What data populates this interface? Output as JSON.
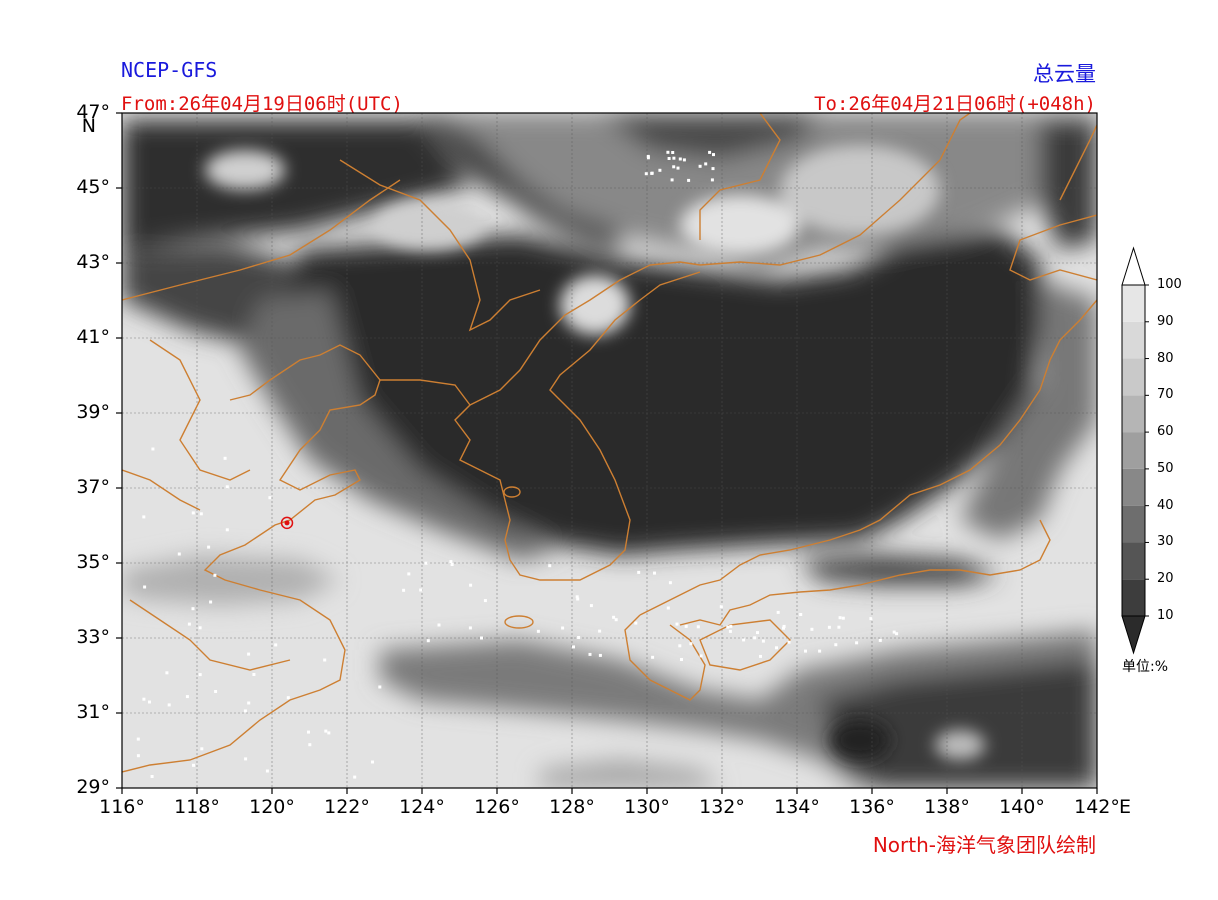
{
  "header": {
    "model": "NCEP-GFS",
    "variable": "总云量",
    "from": "From:26年04月19日06时(UTC)",
    "to": "To:26年04月21日06时(+048h)"
  },
  "footer": {
    "credit": "North-海洋气象团队绘制"
  },
  "map": {
    "lon_range": [
      116,
      142
    ],
    "lat_range": [
      29,
      47
    ],
    "lat_ticks": [
      "29°",
      "31°",
      "33°",
      "35°",
      "37°",
      "39°",
      "41°",
      "43°",
      "45°",
      "47°"
    ],
    "lat_axis_suffix": "N",
    "lon_ticks": [
      "116°",
      "118°",
      "120°",
      "122°",
      "124°",
      "126°",
      "128°",
      "130°",
      "132°",
      "134°",
      "136°",
      "138°",
      "140°",
      "142°"
    ],
    "lon_axis_suffix": "E",
    "marker": {
      "lon": 120.4,
      "lat": 36.07,
      "color": "#e01010"
    },
    "coastline_color": "#cd7f32",
    "grid": true
  },
  "colorbar": {
    "levels": [
      "10",
      "20",
      "30",
      "40",
      "50",
      "60",
      "70",
      "80",
      "90",
      "100"
    ],
    "colors": [
      "#2b2b2b",
      "#3d3d3d",
      "#555555",
      "#6e6e6e",
      "#888888",
      "#9f9f9f",
      "#b5b5b5",
      "#c9c9c9",
      "#d9d9d9",
      "#e6e6e6"
    ],
    "unit": "单位:%"
  }
}
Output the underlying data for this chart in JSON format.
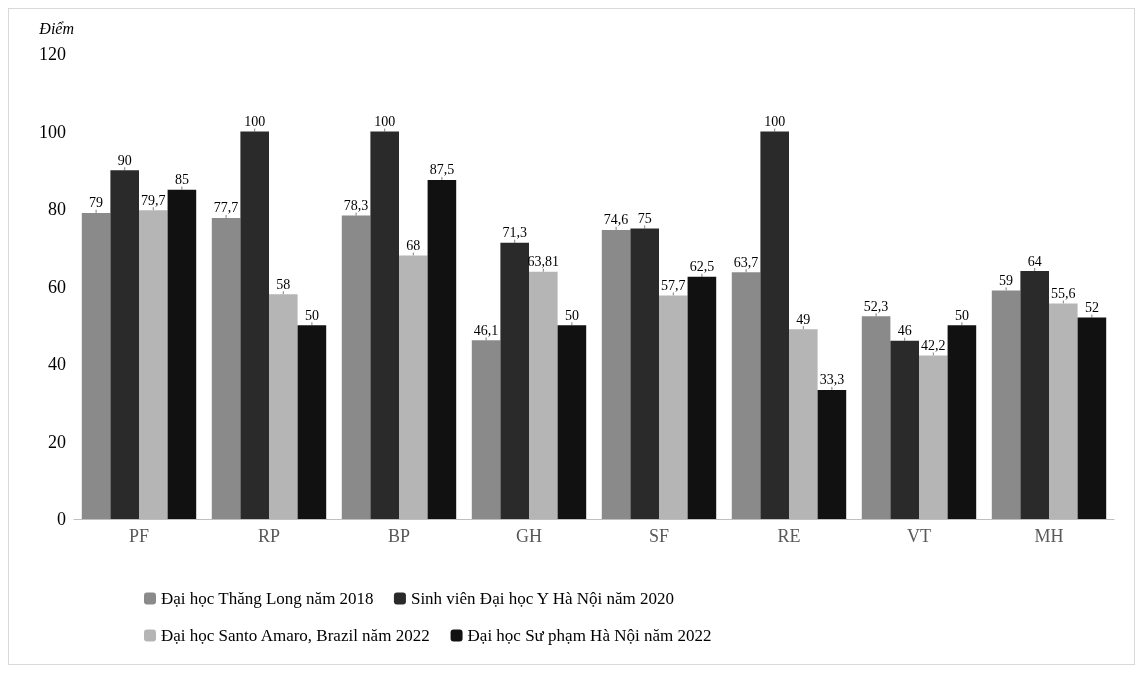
{
  "chart_data": {
    "type": "bar",
    "ylabel": "Điểm",
    "categories": [
      "PF",
      "RP",
      "BP",
      "GH",
      "SF",
      "RE",
      "VT",
      "MH"
    ],
    "series": [
      {
        "name": "Đại học Thăng Long năm 2018",
        "color": "#8a8a8a",
        "values": [
          79,
          77.7,
          78.3,
          46.1,
          74.6,
          63.7,
          52.3,
          59
        ],
        "value_labels": [
          "79",
          "77,7",
          "78,3",
          "46,1",
          "74,6",
          "63,7",
          "52,3",
          "59"
        ]
      },
      {
        "name": "Sinh viên Đại học Y Hà Nội năm 2020",
        "color": "#2a2a2a",
        "values": [
          90,
          100,
          100,
          71.3,
          75,
          100,
          46,
          64
        ],
        "value_labels": [
          "90",
          "100",
          "100",
          "71,3",
          "75",
          "100",
          "46",
          "64"
        ]
      },
      {
        "name": "Đại học Santo Amaro, Brazil năm 2022",
        "color": "#b5b5b5",
        "values": [
          79.7,
          58,
          68,
          63.81,
          57.7,
          49,
          42.2,
          55.6
        ],
        "value_labels": [
          "79,7",
          "58",
          "68",
          "63,81",
          "57,7",
          "49",
          "42,2",
          "55,6"
        ]
      },
      {
        "name": "Đại học Sư phạm Hà Nội năm 2022",
        "color": "#111111",
        "values": [
          85,
          50,
          87.5,
          50,
          62.5,
          33.3,
          50,
          52
        ],
        "value_labels": [
          "85",
          "50",
          "87,5",
          "50",
          "62,5",
          "33,3",
          "50",
          "52"
        ]
      }
    ],
    "ylim": [
      0,
      120
    ],
    "yticks": [
      0,
      20,
      40,
      60,
      80,
      100,
      120
    ],
    "grid": false,
    "legend": "bottom"
  }
}
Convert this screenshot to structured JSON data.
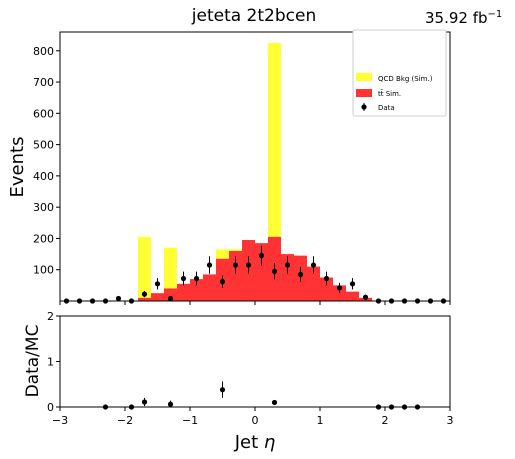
{
  "header": {
    "title": "jeteta  2t2bcen",
    "lumi_value": "35.92 fb",
    "lumi_exp": "−1"
  },
  "colors": {
    "qcd": "#ffff33",
    "ttbar": "#ff3333",
    "data": "#000000"
  },
  "chart_data": [
    {
      "type": "bar",
      "panel": "main",
      "xlabel": "Jet η",
      "ylabel": "Events",
      "xlim": [
        -3,
        3
      ],
      "ylim": [
        0,
        860
      ],
      "bin_width": 0.2,
      "xticks": [
        -3,
        -2,
        -1,
        0,
        1,
        2,
        3
      ],
      "xtick_labels": [
        "−3",
        "−2",
        "−1",
        "0",
        "1",
        "2",
        "3"
      ],
      "yticks": [
        100,
        200,
        300,
        400,
        500,
        600,
        700,
        800
      ],
      "legend_position": "top-right",
      "legend": [
        {
          "label": "QCD Bkg (Sim.)",
          "kind": "fill",
          "series": "qcd"
        },
        {
          "label": "tt̄ Sim.",
          "kind": "fill",
          "series": "ttbar"
        },
        {
          "label": "Data",
          "kind": "errorbar",
          "series": "data"
        }
      ],
      "stacked_series": [
        {
          "key": "ttbar",
          "name": "tt̄ Sim.",
          "bins": [
            -1.8,
            -1.6,
            -1.4,
            -1.2,
            -1.0,
            -0.8,
            -0.6,
            -0.4,
            -0.2,
            0.0,
            0.2,
            0.4,
            0.6,
            0.8,
            1.0,
            1.2,
            1.4,
            1.6
          ],
          "values": [
            10,
            25,
            40,
            55,
            70,
            85,
            135,
            160,
            195,
            185,
            205,
            150,
            145,
            110,
            75,
            50,
            30,
            10
          ]
        },
        {
          "key": "qcd",
          "name": "QCD Bkg (Sim.)",
          "bins": [
            -1.8,
            -1.4,
            -0.6,
            -0.4,
            0.2
          ],
          "values": [
            195,
            130,
            30,
            5,
            620
          ]
        }
      ],
      "data_points": {
        "name": "Data",
        "x": [
          -2.9,
          -2.7,
          -2.5,
          -2.3,
          -2.1,
          -1.9,
          -1.7,
          -1.5,
          -1.3,
          -1.1,
          -0.9,
          -0.7,
          -0.5,
          -0.3,
          -0.1,
          0.1,
          0.3,
          0.5,
          0.7,
          0.9,
          1.1,
          1.3,
          1.5,
          1.7,
          1.9,
          2.1,
          2.3,
          2.5,
          2.7,
          2.9
        ],
        "y": [
          0,
          0,
          0,
          0,
          8,
          0,
          22,
          55,
          8,
          72,
          72,
          115,
          62,
          115,
          115,
          145,
          95,
          115,
          85,
          115,
          72,
          42,
          55,
          12,
          0,
          0,
          0,
          0,
          0,
          0
        ],
        "err": [
          0,
          0,
          0,
          0,
          4,
          0,
          10,
          18,
          6,
          22,
          22,
          28,
          20,
          28,
          28,
          32,
          26,
          28,
          24,
          28,
          22,
          16,
          18,
          8,
          0,
          0,
          0,
          0,
          0,
          0
        ]
      }
    },
    {
      "type": "scatter",
      "panel": "ratio",
      "xlabel": "Jet η",
      "ylabel": "Data/MC",
      "xlim": [
        -3,
        3
      ],
      "ylim": [
        0,
        2
      ],
      "yticks": [
        0,
        1,
        2
      ],
      "x": [
        -2.3,
        -1.9,
        -1.7,
        -1.3,
        -0.5,
        0.3,
        1.9,
        2.1,
        2.3,
        2.5
      ],
      "y": [
        0,
        0,
        0.11,
        0.06,
        0.38,
        0.1,
        0,
        0,
        0,
        0
      ],
      "err": [
        0,
        0,
        0.09,
        0.08,
        0.18,
        0.02,
        0,
        0,
        0,
        0
      ]
    }
  ]
}
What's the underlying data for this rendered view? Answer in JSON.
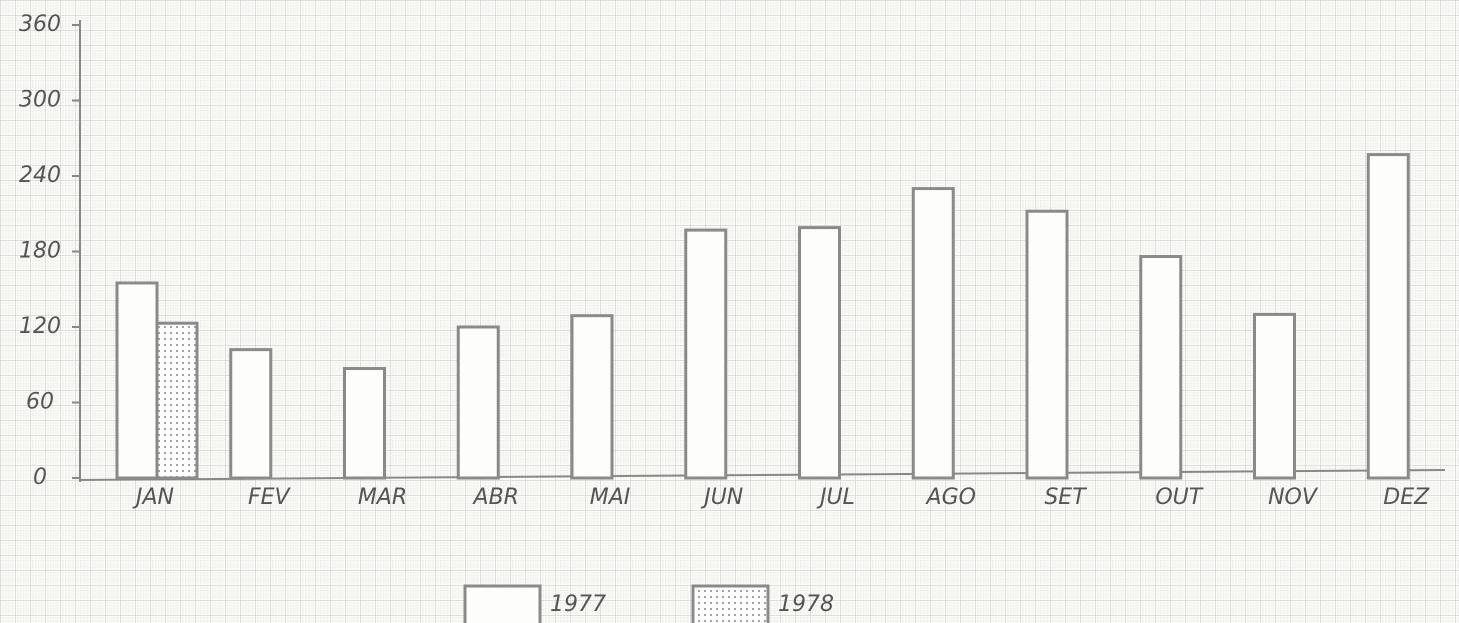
{
  "chart_data": {
    "type": "bar",
    "categories": [
      "JAN",
      "FEV",
      "MAR",
      "ABR",
      "MAI",
      "JUN",
      "JUL",
      "AGO",
      "SET",
      "OUT",
      "NOV",
      "DEZ"
    ],
    "series": [
      {
        "name": "1977",
        "color": "#8a8a8a",
        "fill": "none",
        "values": [
          155,
          102,
          87,
          120,
          129,
          197,
          199,
          230,
          212,
          176,
          130,
          257
        ]
      },
      {
        "name": "1978",
        "color": "#8a8a8a",
        "fill": "dots",
        "values": [
          123,
          null,
          null,
          null,
          null,
          null,
          null,
          null,
          null,
          null,
          null,
          null
        ]
      }
    ],
    "ylim": [
      0,
      360
    ],
    "yticks": [
      0,
      60,
      120,
      180,
      240,
      300,
      360
    ],
    "grid": true
  }
}
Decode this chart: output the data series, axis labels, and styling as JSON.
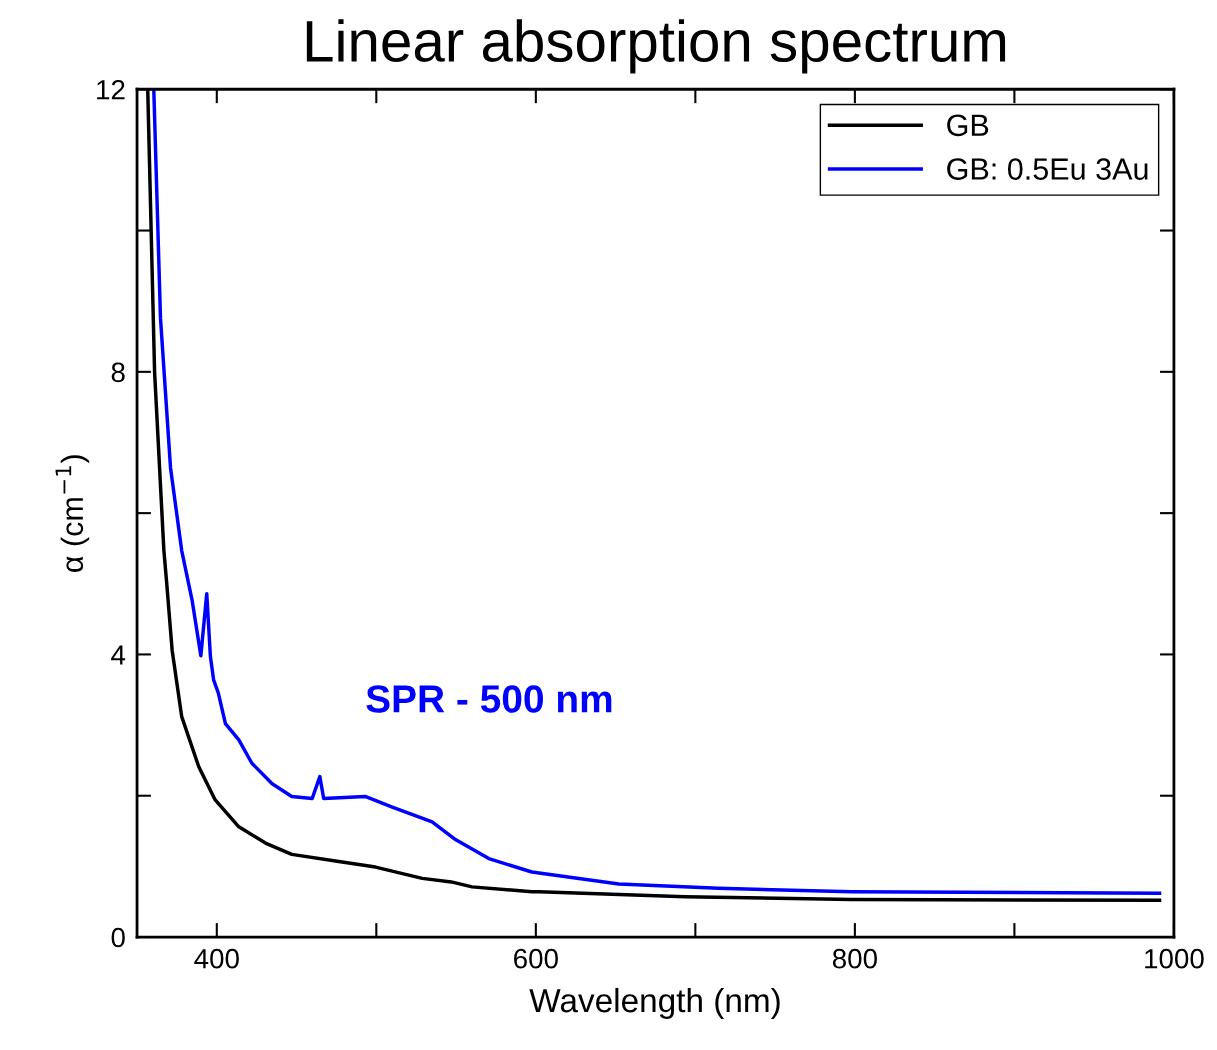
{
  "chart_data": {
    "type": "line",
    "title": "Linear absorption spectrum",
    "xlabel": "Wavelength (nm)",
    "ylabel": "α (cm$^{−1}$)",
    "xlim": [
      350,
      1000
    ],
    "ylim": [
      0,
      12
    ],
    "xticks": [
      400,
      {
        "value": 500,
        "label": null
      },
      600,
      {
        "value": 700,
        "label": null
      },
      800,
      {
        "value": 900,
        "label": null
      },
      1000
    ],
    "yticks": [
      0,
      {
        "value": 2,
        "label": null
      },
      4,
      {
        "value": 6,
        "label": null
      },
      8,
      {
        "value": 10,
        "label": null
      },
      12
    ],
    "grid": false,
    "legend": "top right",
    "marker": "none",
    "line_style": "solid",
    "annotations": [
      "SPR - 500 nm"
    ],
    "series": [
      {
        "name": "GB",
        "color": "#000000",
        "x": [
          356.7,
          361,
          366.8,
          368.7,
          372,
          378,
          388.7,
          399,
          413.8,
          430.5,
          447,
          476.5,
          499.5,
          528.8,
          547,
          560,
          597.5,
          602,
          693.6,
          798,
          991
        ],
        "values": [
          12,
          8,
          5.48,
          4.98,
          4.06,
          3.12,
          2.41,
          1.94,
          1.56,
          1.33,
          1.17,
          1.07,
          0.99,
          0.83,
          0.78,
          0.71,
          0.64,
          0.64,
          0.57,
          0.53,
          0.52
        ]
      },
      {
        "name": "GB: 0.5Eu 3Au",
        "color": "#0000ff",
        "x": [
          360.5,
          364.7,
          371,
          378,
          384.5,
          390,
          393.7,
          396,
          398,
          401,
          405.4,
          413.8,
          422,
          434.7,
          447,
          459.8,
          464.6,
          467,
          493,
          510,
          535,
          549.6,
          570.5,
          597.5,
          652,
          714.5,
          798,
          991
        ],
        "values": [
          12,
          8.76,
          6.64,
          5.47,
          4.77,
          3.98,
          4.86,
          3.97,
          3.64,
          3.45,
          3.02,
          2.79,
          2.46,
          2.17,
          1.99,
          1.96,
          2.27,
          1.96,
          1.99,
          1.84,
          1.63,
          1.38,
          1.11,
          0.92,
          0.75,
          0.69,
          0.64,
          0.62
        ]
      }
    ]
  }
}
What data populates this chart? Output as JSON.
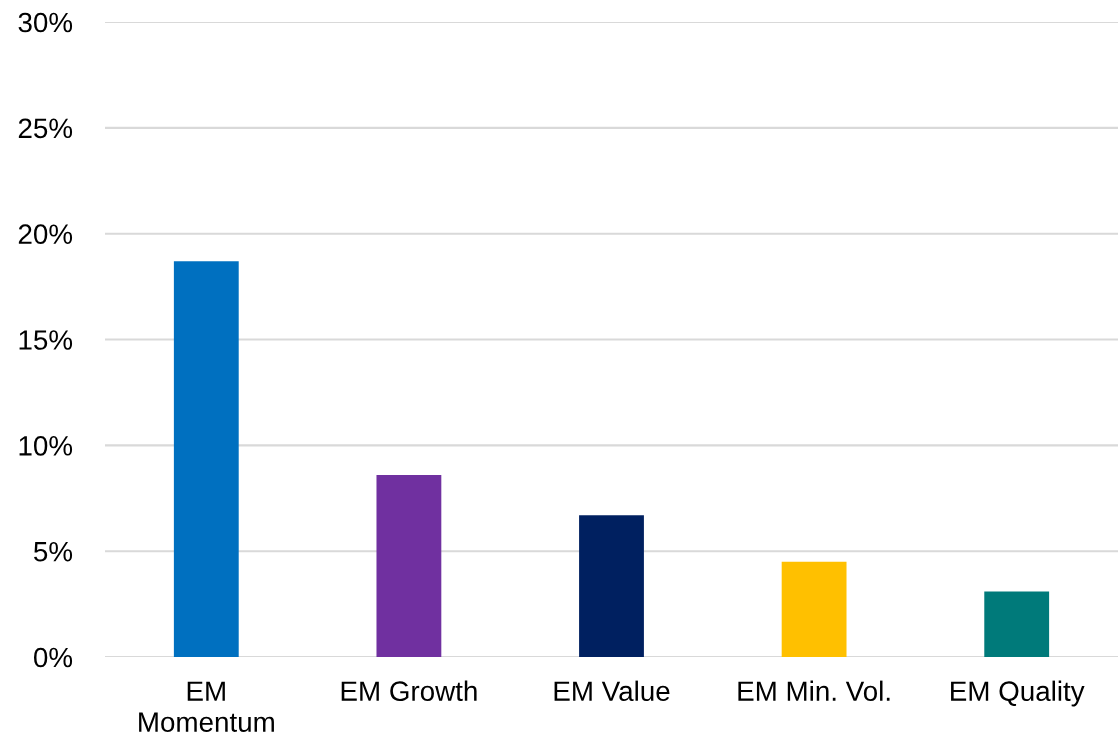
+--
WORK INSTRUCTIONS -
Report the number of lines in the listing above that include the word "title", and nothing else.

FULL ANSWER -
2